**DESCRIPTION OF THE TASK:**
Check each line of the material. Copy those containing "TextAlign".

[Records from a dataset]
......
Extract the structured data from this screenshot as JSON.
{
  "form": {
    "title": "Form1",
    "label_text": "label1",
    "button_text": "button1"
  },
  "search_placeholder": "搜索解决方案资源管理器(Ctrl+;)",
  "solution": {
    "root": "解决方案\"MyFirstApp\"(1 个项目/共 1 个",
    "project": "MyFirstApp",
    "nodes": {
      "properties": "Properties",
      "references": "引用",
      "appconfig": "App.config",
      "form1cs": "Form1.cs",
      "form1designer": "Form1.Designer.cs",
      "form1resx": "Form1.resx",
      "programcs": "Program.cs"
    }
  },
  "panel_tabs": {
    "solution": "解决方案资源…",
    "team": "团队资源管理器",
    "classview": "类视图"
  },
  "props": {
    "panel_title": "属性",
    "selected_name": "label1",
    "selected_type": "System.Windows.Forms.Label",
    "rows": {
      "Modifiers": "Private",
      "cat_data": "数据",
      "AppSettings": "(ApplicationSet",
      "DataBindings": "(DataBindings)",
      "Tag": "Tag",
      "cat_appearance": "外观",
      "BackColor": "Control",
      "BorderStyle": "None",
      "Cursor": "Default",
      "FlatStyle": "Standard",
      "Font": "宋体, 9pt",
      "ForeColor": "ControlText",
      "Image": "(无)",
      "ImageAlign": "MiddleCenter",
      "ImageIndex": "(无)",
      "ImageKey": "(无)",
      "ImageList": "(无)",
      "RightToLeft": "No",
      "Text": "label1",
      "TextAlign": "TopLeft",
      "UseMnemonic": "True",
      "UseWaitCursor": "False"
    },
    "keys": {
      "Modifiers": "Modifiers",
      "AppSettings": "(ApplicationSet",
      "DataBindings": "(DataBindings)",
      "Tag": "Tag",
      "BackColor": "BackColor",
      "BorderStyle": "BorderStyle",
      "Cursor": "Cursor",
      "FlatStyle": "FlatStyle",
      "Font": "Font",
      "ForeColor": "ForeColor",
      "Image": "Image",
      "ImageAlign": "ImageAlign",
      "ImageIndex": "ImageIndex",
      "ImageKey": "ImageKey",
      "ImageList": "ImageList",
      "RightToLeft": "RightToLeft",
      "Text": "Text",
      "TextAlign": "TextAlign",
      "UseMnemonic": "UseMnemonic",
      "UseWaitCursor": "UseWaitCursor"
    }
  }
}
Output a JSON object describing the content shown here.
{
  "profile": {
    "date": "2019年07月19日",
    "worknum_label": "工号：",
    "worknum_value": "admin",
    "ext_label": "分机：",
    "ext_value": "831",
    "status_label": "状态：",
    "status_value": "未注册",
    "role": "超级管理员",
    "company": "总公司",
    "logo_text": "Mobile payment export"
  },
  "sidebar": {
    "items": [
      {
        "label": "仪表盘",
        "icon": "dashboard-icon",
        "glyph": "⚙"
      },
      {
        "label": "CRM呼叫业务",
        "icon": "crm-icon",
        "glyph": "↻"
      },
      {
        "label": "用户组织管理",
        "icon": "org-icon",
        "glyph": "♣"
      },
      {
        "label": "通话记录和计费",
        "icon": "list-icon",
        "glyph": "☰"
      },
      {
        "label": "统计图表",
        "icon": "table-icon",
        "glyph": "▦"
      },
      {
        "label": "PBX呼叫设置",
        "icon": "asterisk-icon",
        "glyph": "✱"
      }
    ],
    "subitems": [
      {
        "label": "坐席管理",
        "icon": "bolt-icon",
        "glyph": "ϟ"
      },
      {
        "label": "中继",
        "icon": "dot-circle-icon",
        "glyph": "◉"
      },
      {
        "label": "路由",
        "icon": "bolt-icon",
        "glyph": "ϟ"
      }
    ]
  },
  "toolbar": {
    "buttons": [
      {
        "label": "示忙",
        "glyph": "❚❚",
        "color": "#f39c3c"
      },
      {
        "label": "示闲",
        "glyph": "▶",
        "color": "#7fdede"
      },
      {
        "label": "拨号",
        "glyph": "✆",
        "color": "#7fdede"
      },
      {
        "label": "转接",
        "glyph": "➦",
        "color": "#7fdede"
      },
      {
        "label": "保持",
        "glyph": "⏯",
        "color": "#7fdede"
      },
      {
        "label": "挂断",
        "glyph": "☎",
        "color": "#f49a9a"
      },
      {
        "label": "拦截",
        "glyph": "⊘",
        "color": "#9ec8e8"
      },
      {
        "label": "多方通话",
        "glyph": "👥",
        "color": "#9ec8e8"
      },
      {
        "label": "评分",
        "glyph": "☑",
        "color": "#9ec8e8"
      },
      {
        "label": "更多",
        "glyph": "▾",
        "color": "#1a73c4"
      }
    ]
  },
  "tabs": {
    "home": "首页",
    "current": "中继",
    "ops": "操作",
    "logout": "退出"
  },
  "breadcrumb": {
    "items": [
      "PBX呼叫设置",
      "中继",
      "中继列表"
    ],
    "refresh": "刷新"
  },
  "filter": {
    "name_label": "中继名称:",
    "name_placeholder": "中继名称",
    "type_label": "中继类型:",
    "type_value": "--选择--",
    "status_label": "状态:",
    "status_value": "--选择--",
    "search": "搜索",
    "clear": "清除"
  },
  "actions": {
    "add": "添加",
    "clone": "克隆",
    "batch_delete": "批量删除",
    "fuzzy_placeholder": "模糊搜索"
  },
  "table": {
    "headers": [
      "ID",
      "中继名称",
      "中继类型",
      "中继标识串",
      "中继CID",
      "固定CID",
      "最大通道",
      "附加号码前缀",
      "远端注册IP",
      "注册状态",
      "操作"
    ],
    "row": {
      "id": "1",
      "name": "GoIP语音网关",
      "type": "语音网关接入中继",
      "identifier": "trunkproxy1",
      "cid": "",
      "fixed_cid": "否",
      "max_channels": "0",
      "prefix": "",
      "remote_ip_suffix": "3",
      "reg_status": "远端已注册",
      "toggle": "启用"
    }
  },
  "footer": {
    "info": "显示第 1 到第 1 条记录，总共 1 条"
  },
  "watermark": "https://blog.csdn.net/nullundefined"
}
......
**EXERCISE OUTPUT:**
      "TextAlign": "TopLeft",
      "TextAlign": "TextAlign",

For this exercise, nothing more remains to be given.